┌─ Page text
Please keep prior code structure, i.e. the function call being the
initializer of the variable.

> +            if ( err )
> +                printk(XENLOG_G_ERR
> +                       "Could not revoke Dom%u access to IRQ%u (error %d)\n",
> +                       d->domain_id, irq, err);
> +        }

Why the irq_access_permitted() check around this? You go to some
lengths to explain this in the description, but if the domain has
no permission over the IRQ (because of domain ID re-use),
irq_deny_access() will simply do nothing, won't it? I.e. the way
this gets done and explained (saying that MSI IRQs can't be
shared between domains) wants to change a little.
└─
┌─ Data extract
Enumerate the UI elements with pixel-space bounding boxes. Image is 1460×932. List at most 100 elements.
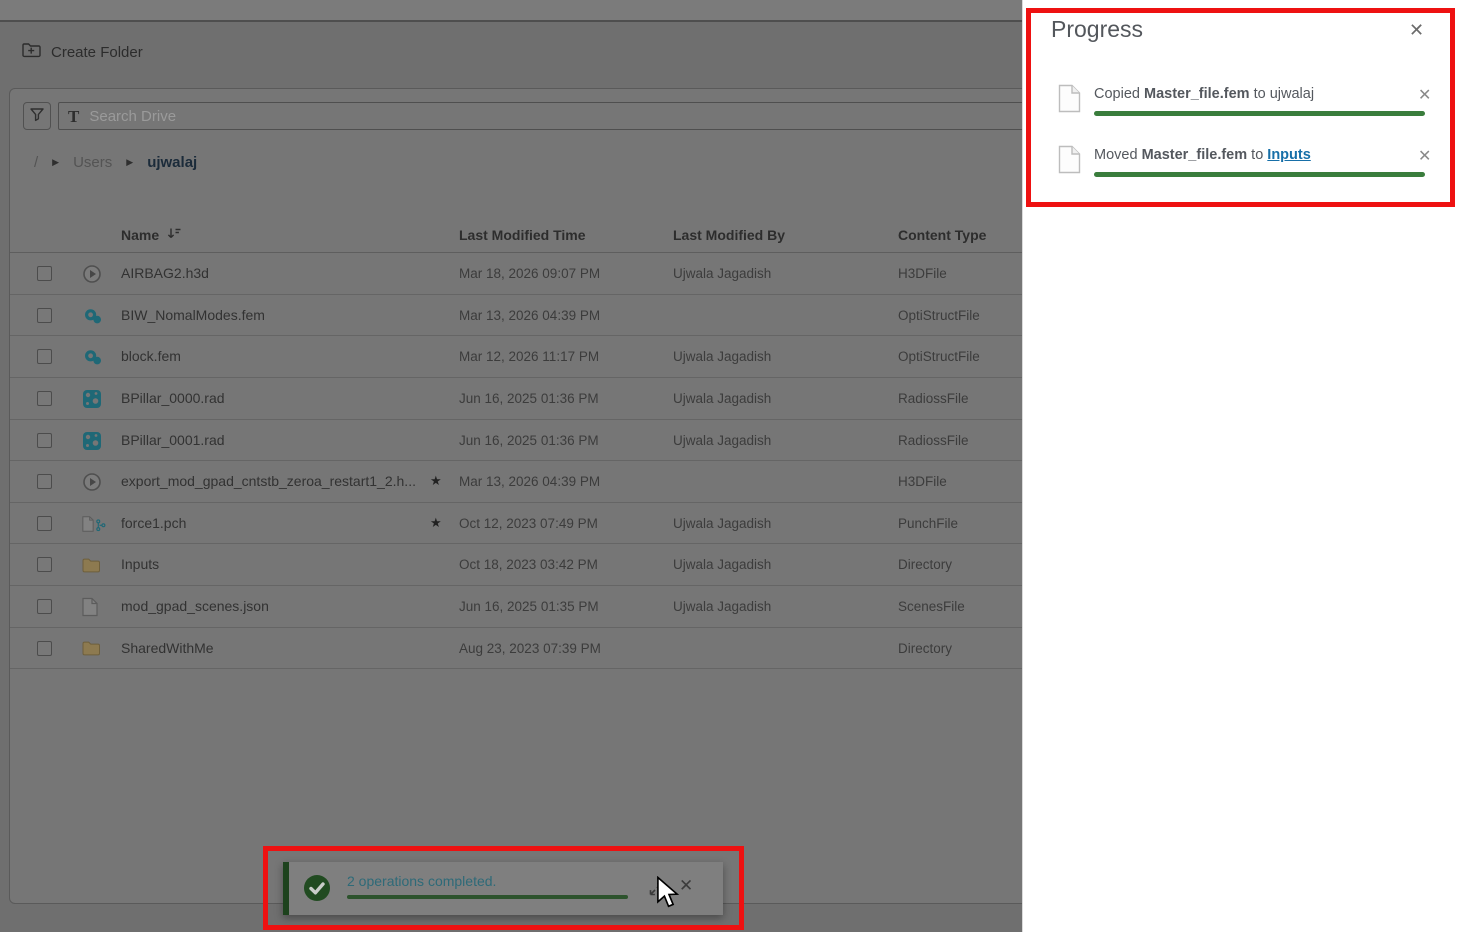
└─
**Exercise task:** Continue the patch review about revoking a domain's IRQ access, starting right after its last sentence.

**Answer to this task:**
> --- a/xen/include/asm-x86/irq.h
> +++ b/xen/include/asm-x86/irq.h
> @@ -45,6 +45,11 @@ struct arch_irq_desc {
>          unsigned move_cleanup_count;
>          u8 move_in_progress : 1;
>          s8 used;
> +        /*
> +         * weak reference to domain having permission over this IRQ (which can
> +         * be different from the domain actually havint the IRQ assigned)
> +         */
> +        domid_t creator_domid;

Comment style (should start with a capital letter).

Jan

_______________________________________________
Xen-devel mailing list
Xen-devel@lists.xenproject.org
https://lists.xenproject.org/mailman/listinfo/xen-devel

^ permalink raw reply	[flat|nested] 18+ messages in thread

* Re: [Xen-devel] [PATCH v6 5/6] xen/x86: add PHYSDEVOP_interrupt_control
  2019-09-14 15:37 ` [Xen-devel] [PATCH v6 5/6] xen/x86: add PHYSDEVOP_interrupt_control Marek Marczykowski-Górecki
@ 2019-09-20 10:10   ` Jan Beulich
  2019-09-20 16:02     ` Marek Marczykowski-Górecki
  0 siblings, 1 reply; 18+ messages in thread
From: Jan Beulich @ 2019-09-20 10:10 UTC (permalink / raw)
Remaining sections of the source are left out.